>>>>>
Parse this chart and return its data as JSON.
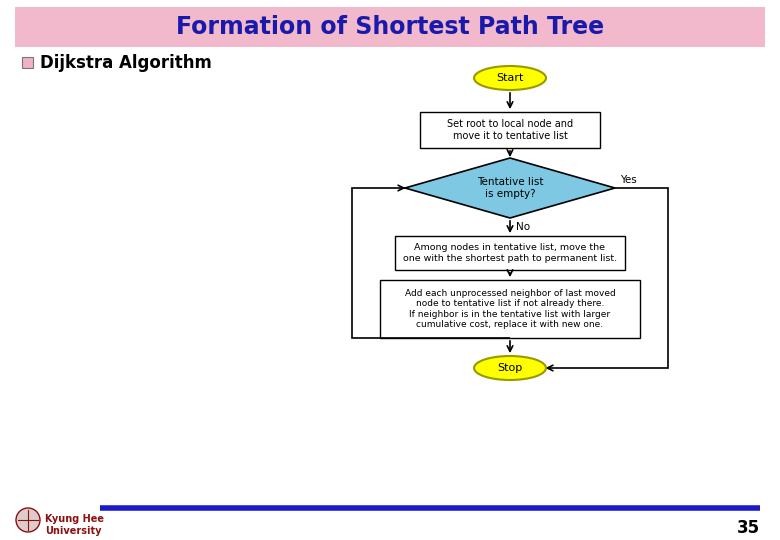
{
  "title": "Formation of Shortest Path Tree",
  "title_bg": "#f2b8cc",
  "title_color": "#1a1aaa",
  "title_fontsize": 17,
  "subtitle": "Dijkstra Algorithm",
  "subtitle_color": "#000000",
  "subtitle_fontsize": 12,
  "bg_color": "#ffffff",
  "start_stop_color": "#ffff00",
  "start_stop_edge": "#999900",
  "decision_color": "#7ec8e3",
  "decision_edge": "#000000",
  "process_color": "#ffffff",
  "process_edge": "#000000",
  "arrow_color": "#000000",
  "start_text": "Start",
  "box1_text": "Set root to local node and\nmove it to tentative list",
  "diamond_text": "Tentative list\nis empty?",
  "yes_label": "Yes",
  "no_label": "No",
  "box2_text": "Among nodes in tentative list, move the\none with the shortest path to permanent list.",
  "box3_text": "Add each unprocessed neighbor of last moved\nnode to tentative list if not already there.\nIf neighbor is in the tentative list with larger\ncumulative cost, replace it with new one.",
  "stop_text": "Stop",
  "footer_text": "Kyung Hee\nUniversity",
  "page_number": "35",
  "footer_line_color": "#1a1acc",
  "logo_color": "#8B1010"
}
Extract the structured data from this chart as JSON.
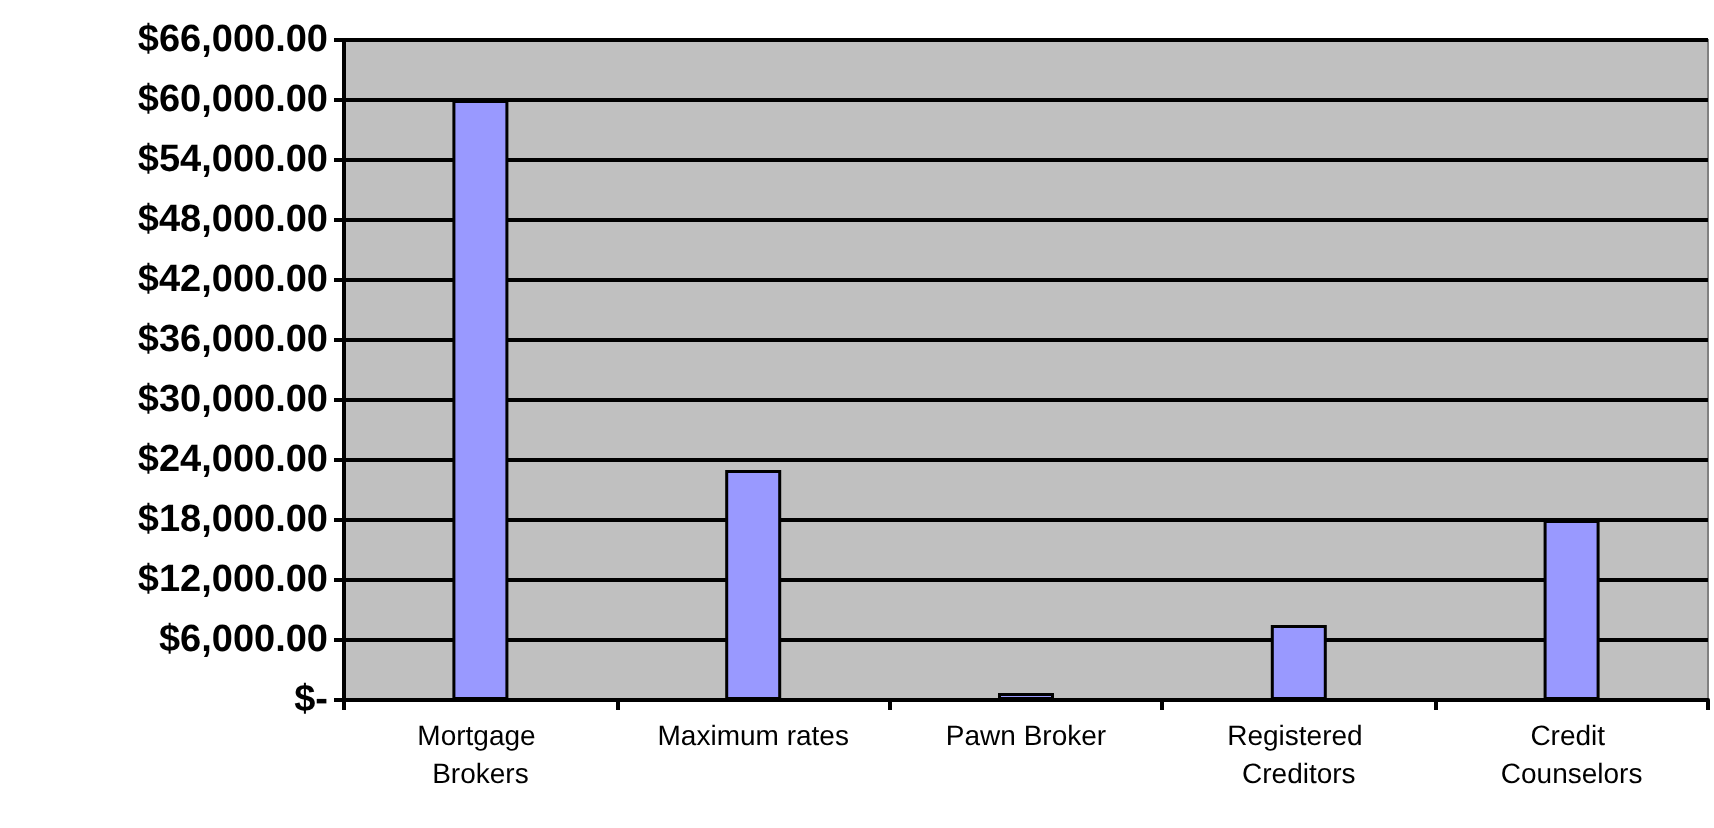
{
  "chart_data": {
    "type": "bar",
    "categories": [
      "Mortgage Brokers",
      "Maximum rates",
      "Pawn Broker",
      "Registered Creditors",
      "Credit Counselors"
    ],
    "values": [
      60000,
      23000,
      700,
      7500,
      18000
    ],
    "color": "#9999ff",
    "ylim": [
      0,
      66000
    ],
    "yticks": [
      {
        "value": 0,
        "label": "$-"
      },
      {
        "value": 6000,
        "label": "$6,000.00"
      },
      {
        "value": 12000,
        "label": "$12,000.00"
      },
      {
        "value": 18000,
        "label": "$18,000.00"
      },
      {
        "value": 24000,
        "label": "$24,000.00"
      },
      {
        "value": 30000,
        "label": "$30,000.00"
      },
      {
        "value": 36000,
        "label": "$36,000.00"
      },
      {
        "value": 42000,
        "label": "$42,000.00"
      },
      {
        "value": 48000,
        "label": "$48,000.00"
      },
      {
        "value": 54000,
        "label": "$54,000.00"
      },
      {
        "value": 60000,
        "label": "$60,000.00"
      },
      {
        "value": 66000,
        "label": "$66,000.00"
      }
    ],
    "grid": true
  }
}
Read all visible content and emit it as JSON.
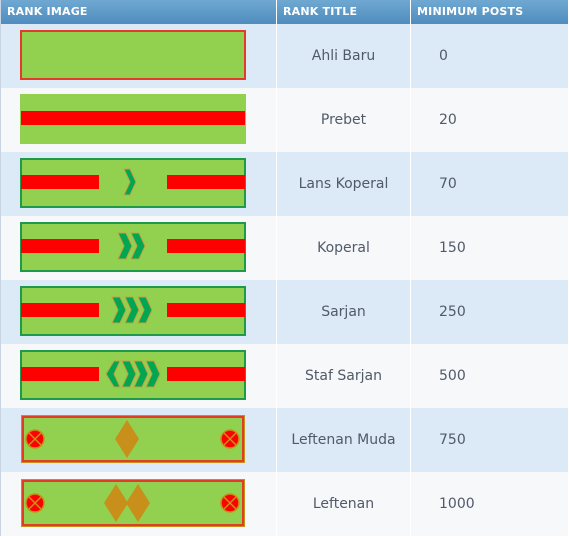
{
  "columns": {
    "image": "RANK IMAGE",
    "title": "RANK TITLE",
    "posts": "MINIMUM POSTS"
  },
  "colors": {
    "badge_green": "#92d050",
    "stripe_red": "#ff0000",
    "chevron_green": "#00a651",
    "diamond_gold": "#c8901a",
    "header_blue": "#5b9bc9"
  },
  "ranks": [
    {
      "title": "Ahli Baru",
      "min_posts": "0",
      "badge": "plain"
    },
    {
      "title": "Prebet",
      "min_posts": "20",
      "badge": "stripe"
    },
    {
      "title": "Lans Koperal",
      "min_posts": "70",
      "badge": "chevron-1"
    },
    {
      "title": "Koperal",
      "min_posts": "150",
      "badge": "chevron-2"
    },
    {
      "title": "Sarjan",
      "min_posts": "250",
      "badge": "chevron-3"
    },
    {
      "title": "Staf Sarjan",
      "min_posts": "500",
      "badge": "chevron-3-diamond"
    },
    {
      "title": "Leftenan Muda",
      "min_posts": "750",
      "badge": "officer-1-diamond"
    },
    {
      "title": "Leftenan",
      "min_posts": "1000",
      "badge": "officer-2-diamond"
    }
  ]
}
<<<<<
* [EXERCISE TASK]
The records above need to be restated word for word, with the pictures left out.

* [OUTPUT FOR THIS EXERCISE]
Parse this chart and return its data as JSON.
{
  "title": "Formation of Shortest Path Tree",
  "title_bg": "#f2b8cc",
  "title_color": "#1a1aaa",
  "title_fontsize": 17,
  "subtitle": "Dijkstra Algorithm",
  "subtitle_color": "#000000",
  "subtitle_fontsize": 12,
  "bg_color": "#ffffff",
  "start_stop_color": "#ffff00",
  "start_stop_edge": "#999900",
  "decision_color": "#7ec8e3",
  "decision_edge": "#000000",
  "process_color": "#ffffff",
  "process_edge": "#000000",
  "arrow_color": "#000000",
  "start_text": "Start",
  "box1_text": "Set root to local node and\nmove it to tentative list",
  "diamond_text": "Tentative list\nis empty?",
  "yes_label": "Yes",
  "no_label": "No",
  "box2_text": "Among nodes in tentative list, move the\none with the shortest path to permanent list.",
  "box3_text": "Add each unprocessed neighbor of last moved\nnode to tentative list if not already there.\nIf neighbor is in the tentative list with larger\ncumulative cost, replace it with new one.",
  "stop_text": "Stop",
  "footer_text": "Kyung Hee\nUniversity",
  "page_number": "35",
  "footer_line_color": "#1a1acc",
  "logo_color": "#8B1010"
}
Extract the structured data from this chart as JSON.
{
  "chart_data": {
    "type": "bar",
    "categories": [
      "Mortgage Brokers",
      "Maximum rates",
      "Pawn Broker",
      "Registered Creditors",
      "Credit Counselors"
    ],
    "values": [
      60000,
      23000,
      700,
      7500,
      18000
    ],
    "color": "#9999ff",
    "ylim": [
      0,
      66000
    ],
    "yticks": [
      {
        "value": 0,
        "label": "$-"
      },
      {
        "value": 6000,
        "label": "$6,000.00"
      },
      {
        "value": 12000,
        "label": "$12,000.00"
      },
      {
        "value": 18000,
        "label": "$18,000.00"
      },
      {
        "value": 24000,
        "label": "$24,000.00"
      },
      {
        "value": 30000,
        "label": "$30,000.00"
      },
      {
        "value": 36000,
        "label": "$36,000.00"
      },
      {
        "value": 42000,
        "label": "$42,000.00"
      },
      {
        "value": 48000,
        "label": "$48,000.00"
      },
      {
        "value": 54000,
        "label": "$54,000.00"
      },
      {
        "value": 60000,
        "label": "$60,000.00"
      },
      {
        "value": 66000,
        "label": "$66,000.00"
      }
    ],
    "grid": true
  }
}
Read all visible content and emit it as JSON.
{
  "columns": {
    "image": "RANK IMAGE",
    "title": "RANK TITLE",
    "posts": "MINIMUM POSTS"
  },
  "colors": {
    "badge_green": "#92d050",
    "stripe_red": "#ff0000",
    "chevron_green": "#00a651",
    "diamond_gold": "#c8901a",
    "header_blue": "#5b9bc9"
  },
  "ranks": [
    {
      "title": "Ahli Baru",
      "min_posts": "0",
      "badge": "plain"
    },
    {
      "title": "Prebet",
      "min_posts": "20",
      "badge": "stripe"
    },
    {
      "title": "Lans Koperal",
      "min_posts": "70",
      "badge": "chevron-1"
    },
    {
      "title": "Koperal",
      "min_posts": "150",
      "badge": "chevron-2"
    },
    {
      "title": "Sarjan",
      "min_posts": "250",
      "badge": "chevron-3"
    },
    {
      "title": "Staf Sarjan",
      "min_posts": "500",
      "badge": "chevron-3-diamond"
    },
    {
      "title": "Leftenan Muda",
      "min_posts": "750",
      "badge": "officer-1-diamond"
    },
    {
      "title": "Leftenan",
      "min_posts": "1000",
      "badge": "officer-2-diamond"
    }
  ]
}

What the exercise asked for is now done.